*Work to complete*:
Each line of the data that includes the string "selectora" is to be copied out.

-- begin --

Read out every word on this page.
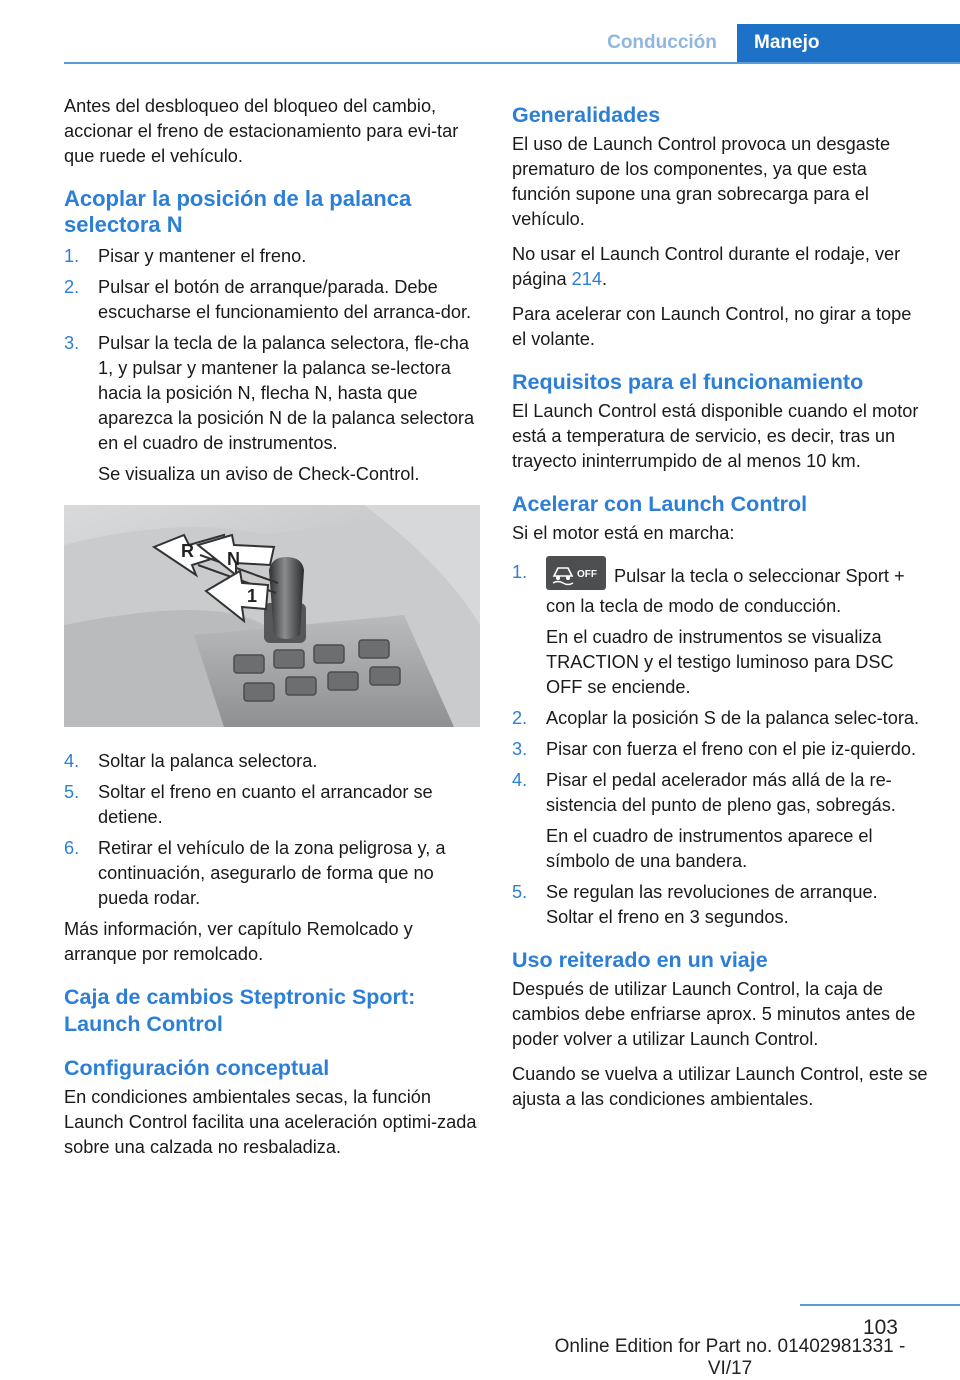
Conducción	Manejo

Antes del desbloqueo del bloqueo del cambio, accionar el freno de estacionamiento para evi-tar que ruede el vehículo.

Acoplar la posición de la palanca selectora N
1.	Pisar y mantener el freno.
2.	Pulsar el botón de arranque/parada. Debe escucharse el funcionamiento del arranca-dor.
3.	Pulsar la tecla de la palanca selectora, fle-cha 1, y pulsar y mantener la palanca se-lectora hacia la posición N, flecha N, hasta que aparezca la posición N de la palanca selectora en el cuadro de instrumentos.
Se visualiza un aviso de Check-Control.
R N
1
4.	Soltar la palanca selectora.
5.	Soltar el freno en cuanto el arrancador se detiene.
6.	Retirar el vehículo de la zona peligrosa y, a continuación, asegurarlo de forma que no pueda rodar.

Más información, ver capítulo Remolcado y arranque por remolcado.

Caja de cambios Steptronic Sport: Launch Control
Configuración conceptual

En condiciones ambientales secas, la función Launch Control facilita una aceleración optimi-zada sobre una calzada no resbaladiza.

Generalidades

El uso de Launch Control provoca un desgaste prematuro de los componentes, ya que esta función supone una gran sobrecarga para el vehículo.

No usar el Launch Control durante el rodaje, ver página 214.

Para acelerar con Launch Control, no girar a tope el volante.

Requisitos para el funcionamiento

El Launch Control está disponible cuando el motor está a temperatura de servicio, es decir, tras un trayecto ininterrumpido de al menos 10 km.

Acelerar con Launch Control

Si el motor está en marcha:

1.	OFF Pulsar la tecla o seleccionar Sport + con la tecla de modo de conducción.
En el cuadro de instrumentos se visualiza TRACTION y el testigo luminoso para DSC OFF se enciende.
2.	Acoplar la posición S de la palanca selec-tora.
3.	Pisar con fuerza el freno con el pie iz-quierdo.
4.	Pisar el pedal acelerador más allá de la re-sistencia del punto de pleno gas, sobregás.
En el cuadro de instrumentos aparece el símbolo de una bandera.
5.	Se regulan las revoluciones de arranque. Soltar el freno en 3 segundos.
Uso reiterado en un viaje

Después de utilizar Launch Control, la caja de cambios debe enfriarse aprox. 5 minutos antes de poder volver a utilizar Launch Control.

Cuando se vuelva a utilizar Launch Control, este se ajusta a las condiciones ambientales.

103
Online Edition for Part no. 01402981331 - VI/17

-- end --

*Written reply*:
Acoplar la posición de la palanca selectora N
3.	Pulsar la tecla de la palanca selectora, fle-cha 1, y pulsar y mantener la palanca se-lectora hacia la posición N, flecha N, hasta que aparezca la posición N de la palanca selectora en el cuadro de instrumentos.
4.	Soltar la palanca selectora.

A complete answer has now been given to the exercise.